[start]

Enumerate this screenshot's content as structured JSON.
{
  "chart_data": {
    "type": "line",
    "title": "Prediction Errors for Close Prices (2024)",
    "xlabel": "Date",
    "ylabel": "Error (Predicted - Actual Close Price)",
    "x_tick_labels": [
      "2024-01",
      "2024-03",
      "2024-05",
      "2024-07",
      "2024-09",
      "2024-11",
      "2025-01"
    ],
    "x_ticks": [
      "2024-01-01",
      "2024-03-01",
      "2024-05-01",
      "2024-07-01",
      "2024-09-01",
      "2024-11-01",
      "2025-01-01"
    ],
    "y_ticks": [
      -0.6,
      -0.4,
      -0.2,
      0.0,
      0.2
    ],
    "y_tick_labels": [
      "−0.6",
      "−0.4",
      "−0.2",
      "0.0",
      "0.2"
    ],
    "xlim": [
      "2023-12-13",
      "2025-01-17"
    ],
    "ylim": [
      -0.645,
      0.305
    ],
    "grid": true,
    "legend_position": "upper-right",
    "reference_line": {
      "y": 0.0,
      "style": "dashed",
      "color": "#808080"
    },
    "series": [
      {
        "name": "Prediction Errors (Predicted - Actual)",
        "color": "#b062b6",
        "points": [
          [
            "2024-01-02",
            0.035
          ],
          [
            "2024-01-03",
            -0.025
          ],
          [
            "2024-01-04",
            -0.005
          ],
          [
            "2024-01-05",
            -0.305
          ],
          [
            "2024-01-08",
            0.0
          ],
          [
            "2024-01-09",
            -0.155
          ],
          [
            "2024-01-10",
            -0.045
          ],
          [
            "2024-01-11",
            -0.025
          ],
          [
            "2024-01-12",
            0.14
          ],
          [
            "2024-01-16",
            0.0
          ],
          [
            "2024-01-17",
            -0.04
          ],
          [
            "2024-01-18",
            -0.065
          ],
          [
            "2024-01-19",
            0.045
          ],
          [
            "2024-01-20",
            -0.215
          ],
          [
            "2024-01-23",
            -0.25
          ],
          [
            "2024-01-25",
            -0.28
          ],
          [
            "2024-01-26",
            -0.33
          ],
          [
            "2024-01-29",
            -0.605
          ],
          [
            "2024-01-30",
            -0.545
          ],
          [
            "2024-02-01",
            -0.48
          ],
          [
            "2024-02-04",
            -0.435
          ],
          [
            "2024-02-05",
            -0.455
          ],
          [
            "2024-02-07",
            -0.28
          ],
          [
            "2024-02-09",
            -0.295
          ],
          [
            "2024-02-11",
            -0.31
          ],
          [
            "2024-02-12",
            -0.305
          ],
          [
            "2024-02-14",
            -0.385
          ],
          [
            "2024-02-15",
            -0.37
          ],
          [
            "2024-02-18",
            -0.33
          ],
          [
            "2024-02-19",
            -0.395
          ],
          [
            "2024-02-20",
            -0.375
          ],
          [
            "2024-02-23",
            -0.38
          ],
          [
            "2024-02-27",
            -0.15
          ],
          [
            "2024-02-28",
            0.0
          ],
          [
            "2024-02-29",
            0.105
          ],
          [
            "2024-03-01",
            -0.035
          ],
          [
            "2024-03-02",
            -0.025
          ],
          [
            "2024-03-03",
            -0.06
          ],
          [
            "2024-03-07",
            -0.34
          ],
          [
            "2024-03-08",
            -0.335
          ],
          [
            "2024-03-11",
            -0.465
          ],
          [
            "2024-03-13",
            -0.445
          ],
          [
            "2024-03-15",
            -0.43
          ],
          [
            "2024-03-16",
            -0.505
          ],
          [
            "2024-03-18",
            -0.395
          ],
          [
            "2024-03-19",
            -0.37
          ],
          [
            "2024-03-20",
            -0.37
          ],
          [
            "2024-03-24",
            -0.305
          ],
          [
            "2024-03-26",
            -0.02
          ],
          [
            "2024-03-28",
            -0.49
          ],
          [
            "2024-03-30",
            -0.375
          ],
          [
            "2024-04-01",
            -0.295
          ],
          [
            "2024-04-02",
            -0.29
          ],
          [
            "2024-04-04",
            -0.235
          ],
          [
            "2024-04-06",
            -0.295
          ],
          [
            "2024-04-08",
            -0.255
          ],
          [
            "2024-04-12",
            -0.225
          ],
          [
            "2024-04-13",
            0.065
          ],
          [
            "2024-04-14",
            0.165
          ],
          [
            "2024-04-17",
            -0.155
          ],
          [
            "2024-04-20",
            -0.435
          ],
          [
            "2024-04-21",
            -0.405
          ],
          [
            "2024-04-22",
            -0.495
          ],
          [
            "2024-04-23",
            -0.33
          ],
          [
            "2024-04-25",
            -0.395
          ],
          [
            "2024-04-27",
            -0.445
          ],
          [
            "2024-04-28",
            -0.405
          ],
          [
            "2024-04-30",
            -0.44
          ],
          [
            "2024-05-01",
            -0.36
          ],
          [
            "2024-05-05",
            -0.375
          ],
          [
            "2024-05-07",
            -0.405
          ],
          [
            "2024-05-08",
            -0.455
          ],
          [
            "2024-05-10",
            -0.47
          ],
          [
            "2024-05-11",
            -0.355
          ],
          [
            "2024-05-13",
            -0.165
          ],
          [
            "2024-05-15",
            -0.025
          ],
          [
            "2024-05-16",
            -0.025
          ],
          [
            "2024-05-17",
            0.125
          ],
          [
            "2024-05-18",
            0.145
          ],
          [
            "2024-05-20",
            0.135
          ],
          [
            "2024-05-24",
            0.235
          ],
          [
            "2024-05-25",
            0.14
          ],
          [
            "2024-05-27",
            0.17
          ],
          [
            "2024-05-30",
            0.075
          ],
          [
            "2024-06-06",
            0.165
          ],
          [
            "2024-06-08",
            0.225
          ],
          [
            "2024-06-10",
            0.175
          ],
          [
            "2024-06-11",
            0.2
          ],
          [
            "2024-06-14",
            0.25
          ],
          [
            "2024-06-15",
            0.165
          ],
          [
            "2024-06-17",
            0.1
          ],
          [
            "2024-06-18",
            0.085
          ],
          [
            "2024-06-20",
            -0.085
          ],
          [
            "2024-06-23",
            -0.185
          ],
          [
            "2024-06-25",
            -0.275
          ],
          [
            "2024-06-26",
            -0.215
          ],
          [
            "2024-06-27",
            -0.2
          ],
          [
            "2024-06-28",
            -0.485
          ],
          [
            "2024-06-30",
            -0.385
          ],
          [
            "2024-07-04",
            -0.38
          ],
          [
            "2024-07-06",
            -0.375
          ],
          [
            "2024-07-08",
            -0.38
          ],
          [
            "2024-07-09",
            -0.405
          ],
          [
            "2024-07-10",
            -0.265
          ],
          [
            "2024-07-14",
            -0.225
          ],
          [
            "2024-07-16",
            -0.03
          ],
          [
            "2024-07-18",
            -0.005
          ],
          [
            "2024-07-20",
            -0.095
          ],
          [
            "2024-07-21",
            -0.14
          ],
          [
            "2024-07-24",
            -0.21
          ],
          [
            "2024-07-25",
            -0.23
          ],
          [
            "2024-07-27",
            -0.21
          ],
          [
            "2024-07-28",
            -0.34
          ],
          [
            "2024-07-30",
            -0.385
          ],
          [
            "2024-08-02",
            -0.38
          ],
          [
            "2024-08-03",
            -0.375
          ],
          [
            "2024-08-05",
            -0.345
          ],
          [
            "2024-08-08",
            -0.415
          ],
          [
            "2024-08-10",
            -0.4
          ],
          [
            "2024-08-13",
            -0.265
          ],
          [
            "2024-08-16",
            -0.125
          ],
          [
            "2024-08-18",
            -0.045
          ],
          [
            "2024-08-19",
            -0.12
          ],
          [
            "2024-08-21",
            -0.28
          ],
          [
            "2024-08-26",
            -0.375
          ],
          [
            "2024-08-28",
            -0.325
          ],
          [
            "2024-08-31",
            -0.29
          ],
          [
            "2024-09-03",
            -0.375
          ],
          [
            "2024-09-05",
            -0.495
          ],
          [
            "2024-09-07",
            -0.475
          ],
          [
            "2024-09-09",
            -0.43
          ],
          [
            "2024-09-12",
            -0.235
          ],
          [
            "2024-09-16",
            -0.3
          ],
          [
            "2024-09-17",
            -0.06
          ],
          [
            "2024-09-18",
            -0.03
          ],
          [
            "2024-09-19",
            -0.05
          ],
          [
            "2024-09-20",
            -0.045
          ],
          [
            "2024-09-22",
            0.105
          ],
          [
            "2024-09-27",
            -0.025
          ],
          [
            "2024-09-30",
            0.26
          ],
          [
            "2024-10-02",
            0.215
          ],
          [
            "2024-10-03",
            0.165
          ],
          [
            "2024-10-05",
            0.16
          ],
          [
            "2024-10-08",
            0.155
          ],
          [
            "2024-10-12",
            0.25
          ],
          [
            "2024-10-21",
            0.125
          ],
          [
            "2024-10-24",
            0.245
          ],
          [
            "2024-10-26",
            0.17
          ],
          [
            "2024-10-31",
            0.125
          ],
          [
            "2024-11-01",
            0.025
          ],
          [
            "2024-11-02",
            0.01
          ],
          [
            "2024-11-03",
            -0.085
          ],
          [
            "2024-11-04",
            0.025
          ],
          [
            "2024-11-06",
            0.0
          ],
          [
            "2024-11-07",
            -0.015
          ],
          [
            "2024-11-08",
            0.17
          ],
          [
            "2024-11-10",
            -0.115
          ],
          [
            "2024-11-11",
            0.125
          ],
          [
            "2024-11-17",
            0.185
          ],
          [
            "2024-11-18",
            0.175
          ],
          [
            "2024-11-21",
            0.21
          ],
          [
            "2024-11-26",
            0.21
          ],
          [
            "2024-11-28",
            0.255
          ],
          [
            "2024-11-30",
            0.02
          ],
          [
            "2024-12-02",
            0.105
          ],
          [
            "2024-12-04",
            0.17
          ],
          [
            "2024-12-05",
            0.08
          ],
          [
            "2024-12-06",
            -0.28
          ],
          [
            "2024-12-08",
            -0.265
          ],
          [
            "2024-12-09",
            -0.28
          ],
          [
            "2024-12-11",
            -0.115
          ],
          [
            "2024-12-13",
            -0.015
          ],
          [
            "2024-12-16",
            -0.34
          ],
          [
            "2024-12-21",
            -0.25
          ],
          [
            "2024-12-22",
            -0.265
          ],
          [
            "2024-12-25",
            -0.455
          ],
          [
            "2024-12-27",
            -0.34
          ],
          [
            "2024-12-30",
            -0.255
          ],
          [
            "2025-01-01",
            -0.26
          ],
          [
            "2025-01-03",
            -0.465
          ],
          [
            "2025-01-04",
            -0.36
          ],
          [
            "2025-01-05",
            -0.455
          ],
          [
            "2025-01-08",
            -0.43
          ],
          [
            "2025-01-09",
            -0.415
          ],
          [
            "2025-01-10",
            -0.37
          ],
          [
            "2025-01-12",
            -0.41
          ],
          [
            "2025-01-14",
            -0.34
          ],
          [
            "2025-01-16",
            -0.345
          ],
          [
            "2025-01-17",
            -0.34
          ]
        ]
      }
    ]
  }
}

[end]

## Given instruction
Copy each line above containing the string "Errors".

## Solved problem
    "title": "Prediction Errors for Close Prices (2024)",
        "name": "Prediction Errors (Predicted - Actual)",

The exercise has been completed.